→ **GIVEN DATA**:

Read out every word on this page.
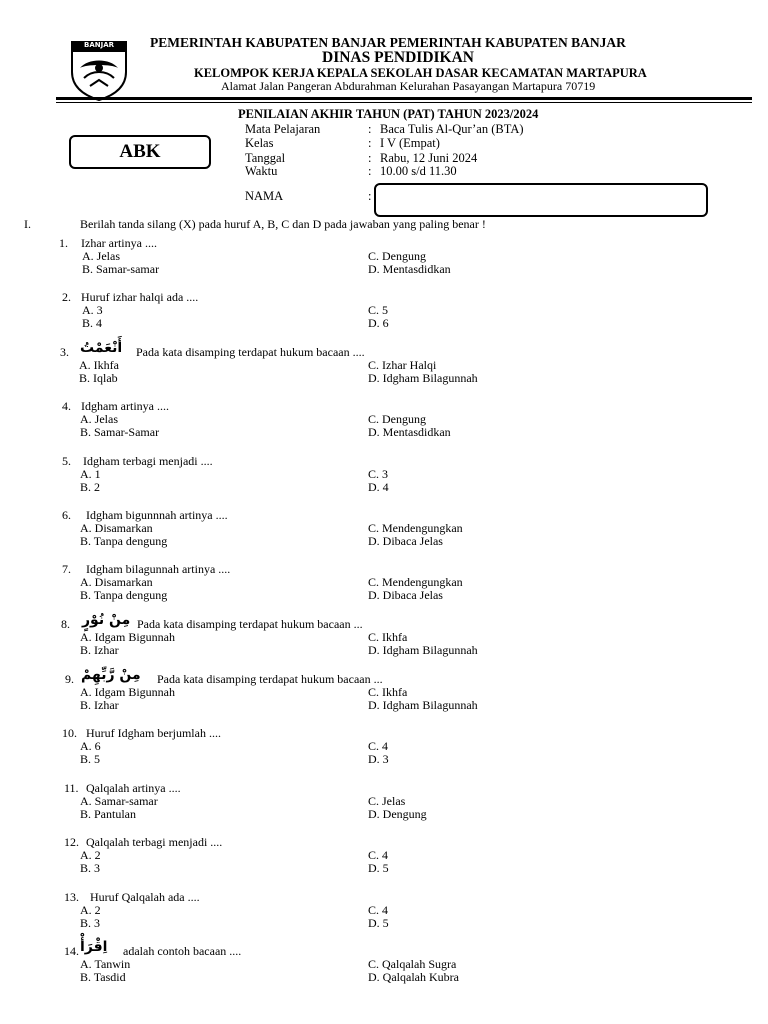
BANJAR	PEMERINTAH KABUPATEN BANJAR PEMERINTAH KABUPATEN BANJAR
DINAS PENDIDIKAN
KELOMPOK KERJA KEPALA SEKOLAH DASAR KECAMATAN MARTAPURA
Alamat Jalan Pangeran Abdurahman Kelurahan Pasayangan Martapura 70719
PENILAIAN AKHIR TAHUN (PAT) TAHUN 2023/2024
ABK
Mata Pelajaran	: Baca Tulis Al-Qur’an (BTA)
Kelas	: I V (Empat)
Tanggal	: Rabu, 12 Juni 2024
Waktu	: 10.00 s/d 11.30
NAMA	:
I.	Berilah tanda silang (X) pada huruf A, B, C dan D pada jawaban yang paling benar !
1. Izhar artinya ....
A. Jelas
B. Samar-samar
C. Dengung
D. Mentasdidkan
2. Huruf izhar halqi ada ....
A. 3
B. 4
C. 5
D. 6
3. أَنْعَمْتُ Pada kata disamping terdapat hukum bacaan ....
A. Ikhfa
B. Iqlab
C. Izhar Halqi
D. Idgham Bilagunnah
4. Idgham artinya ....
A. Jelas
B. Samar-Samar
C. Dengung
D. Mentasdidkan
5. Idgham terbagi menjadi ....
A. 1
B. 2
C. 3
D. 4
6. Idgham bigunnnah artinya ....
A. Disamarkan
B. Tanpa dengung
C. Mendengungkan
D. Dibaca Jelas
7. Idgham bilagunnah artinya ....
A. Disamarkan
B. Tanpa dengung
C. Mendengungkan
D. Dibaca Jelas
8. مِنْ نُوْرٍ Pada kata disamping terdapat hukum bacaan ...
A. Idgam Bigunnah
B. Izhar
C. Ikhfa
D. Idgham Bilagunnah
9. مِنْ رَّبِّهِمْ Pada kata disamping terdapat hukum bacaan ...
A. Idgam Bigunnah
B. Izhar
C. Ikhfa
D. Idgham Bilagunnah
10. Huruf Idgham berjumlah ....
A. 6
B. 5
C. 4
D. 3
11. Qalqalah artinya ....
A. Samar-samar
B. Pantulan
C. Jelas
D. Dengung
12. Qalqalah terbagi menjadi ....
A. 2
B. 3
C. 4
D. 5
13. Huruf Qalqalah ada ....
A. 2
B. 3
C. 4
D. 5
14. اِقْرَأْ adalah contoh bacaan ....
A. Tanwin
B. Tasdid
C. Qalqalah Sugra
D. Qalqalah Kubra
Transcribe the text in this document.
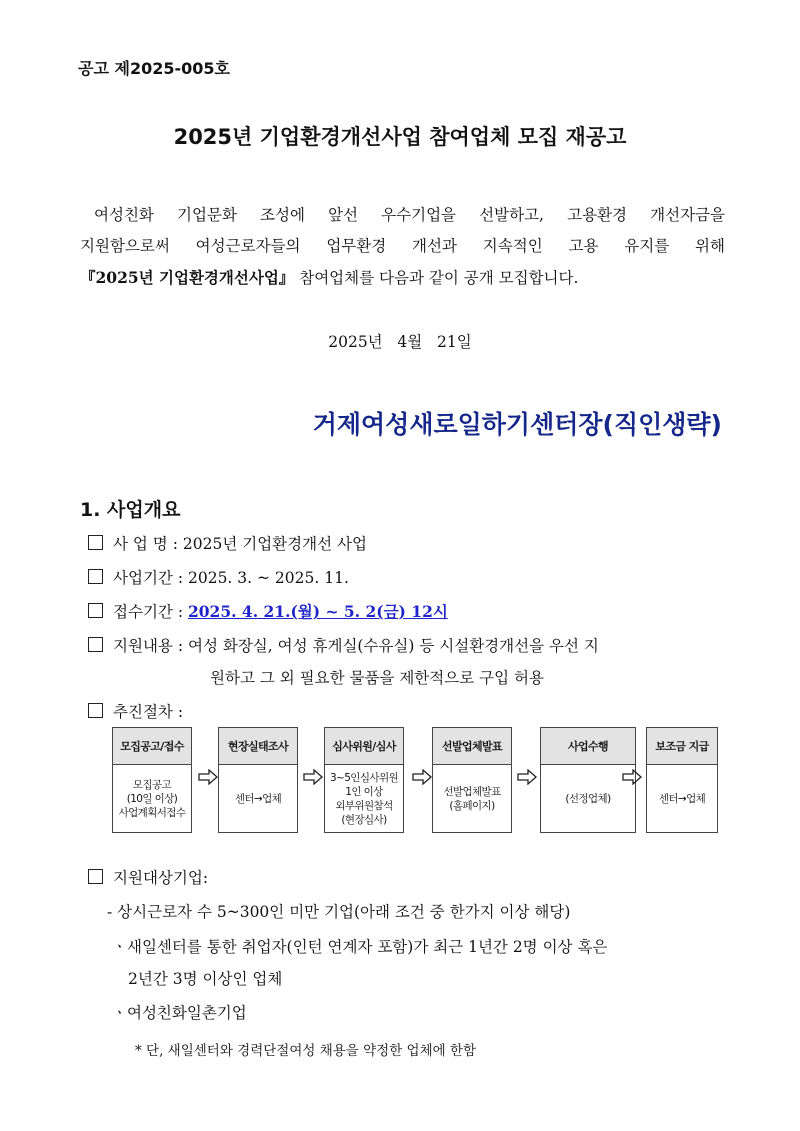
공고 제2025-005호
2025년 기업환경개선사업 참여업체 모집 재공고
여성친화 기업문화 조성에 앞선 우수기업을 선발하고, 고용환경 개선자금을
지원함으로써 여성근로자들의 업무환경 개선과 지속적인 고용 유지를 위해
『2025년 기업환경개선사업』 참여업체를 다음과 같이 공개 모집합니다.
2025년   4월   21일
거제여성새로일하기센터장(직인생략)
1. 사업개요
사 업 명 : 2025년 기업환경개선 사업
사업기간 : 2025. 3. ~ 2025. 11.
접수기간 : 2025. 4. 21.(월) ~ 5. 2(금) 12시
지원내용 : 여성 화장실, 여성 휴게실(수유실) 등 시설환경개선을 우선 지
원하고 그 외 필요한 물품을 제한적으로 구입 허용
추진절차 :
모집공고/접수
모집공고
(10일 이상)
사업계획서접수
현장실태조사
센터→업체
심사위원/심사
3~5인심사위원
1인 이상
외부위원참석
(현장심사)
선발업체발표
선발업체발표
(홈페이지)
사업수행
(선정업체)
보조금 지급
센터→업체
지원대상기업:
- 상시근로자 수 5~300인 미만 기업(아래 조건 중 한가지 이상 해당)
ㆍ새일센터를 통한 취업자(인턴 연계자 포함)가 최근 1년간 2명 이상 혹은
2년간 3명 이상인 업체
ㆍ여성친화일촌기업
* 단, 새일센터와 경력단절여성 채용을 약정한 업체에 한함
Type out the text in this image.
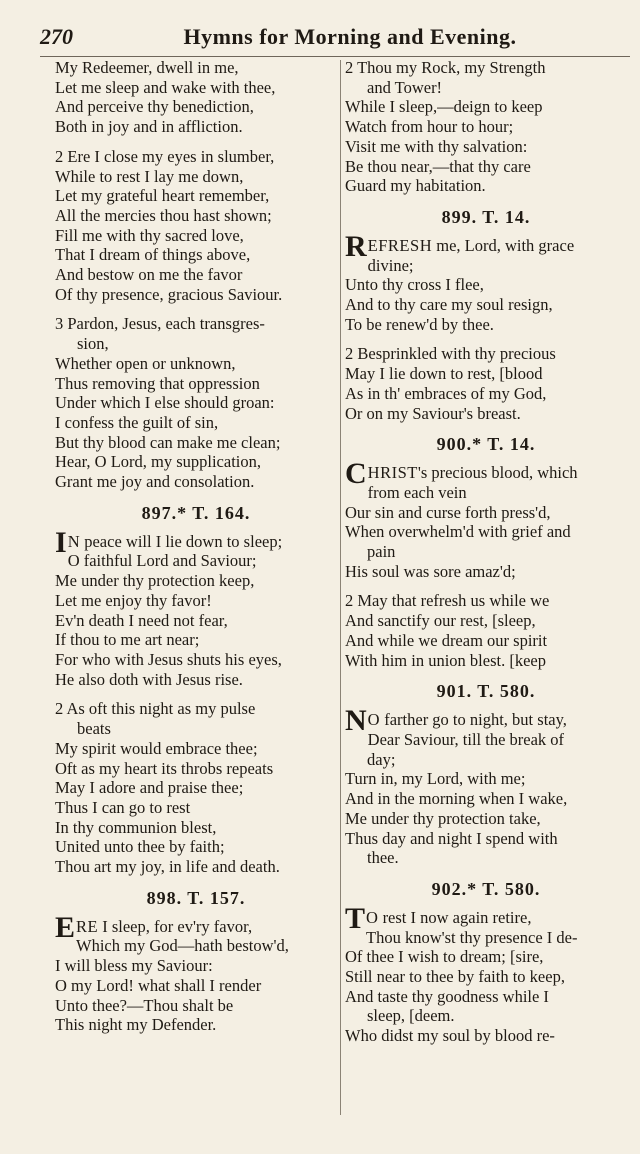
270	Hymns for Morning and Evening.
My Redeemer, dwell in me,
Let me sleep and wake with thee,
And perceive thy benediction,
Both in joy and in affliction.
2 Ere I close my eyes in slumber,
While to rest I lay me down,
Let my grateful heart remember,
All the mercies thou hast shown;
Fill me with thy sacred love,
That I dream of things above,
And bestow on me the favor
Of thy presence, gracious Saviour.
3 Pardon, Jesus, each transgres-
sion,
Whether open or unknown,
Thus removing that oppression
Under which I else should groan:
I confess the guilt of sin,
But thy blood can make me clean;
Hear, O Lord, my supplication,
Grant me joy and consolation.
897.* T. 164.
I N peace will I lie down to sleep;
O faithful Lord and Saviour;
Me under thy protection keep,
Let me enjoy thy favor!
Ev'n death I need not fear,
If thou to me art near;
For who with Jesus shuts his eyes,
He also doth with Jesus rise.
2 As oft this night as my pulse
beats
My spirit would embrace thee;
Oft as my heart its throbs repeats
May I adore and praise thee;
Thus I can go to rest
In thy communion blest,
United unto thee by faith;
Thou art my joy, in life and death.
898. T. 157.
ERE I sleep, for ev'ry favor,
Which my God—hath bestow'd,
I will bless my Saviour:
O my Lord! what shall I render
Unto thee?—Thou shalt be
This night my Defender.
2 Thou my Rock, my Strength
and Tower!
While I sleep,—deign to keep
Watch from hour to hour;
Visit me with thy salvation:
Be thou near,—that thy care
Guard my habitation.
899. T. 14.
REFRESH me, Lord, with grace
divine;
Unto thy cross I flee,
And to thy care my soul resign,
To be renew'd by thee.
2 Besprinkled with thy precious
May I lie down to rest, [blood
As in th' embraces of my God,
Or on my Saviour's breast.
900.* T. 14.
CHRIST's precious blood, which
from each vein
Our sin and curse forth press'd,
When overwhelm'd with grief and
pain
His soul was sore amaz'd;
2 May that refresh us while we
And sanctify our rest, [sleep,
And while we dream our spirit
With him in union blest. [keep
901. T. 580.
N O farther go to night, but stay,
Dear Saviour, till the break of
day;
Turn in, my Lord, with me;
And in the morning when I wake,
Me under thy protection take,
Thus day and night I spend with
thee.
902.* T. 580.
T O rest I now again retire,
Thou know'st thy presence I de-
Of thee I wish to dream; [sire,
Still near to thee by faith to keep,
And taste thy goodness while I
sleep, [deem.
Who didst my soul by blood re-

→ **TASK GOAL**: Make a list of all lines in the data that contain "Qalqalah".

→ **EXERCISE RESULT**:
11. Qalqalah artinya ....
12. Qalqalah terbagi menjadi ....
13. Huruf Qalqalah ada ....
C. Qalqalah Sugra
D. Qalqalah Kubra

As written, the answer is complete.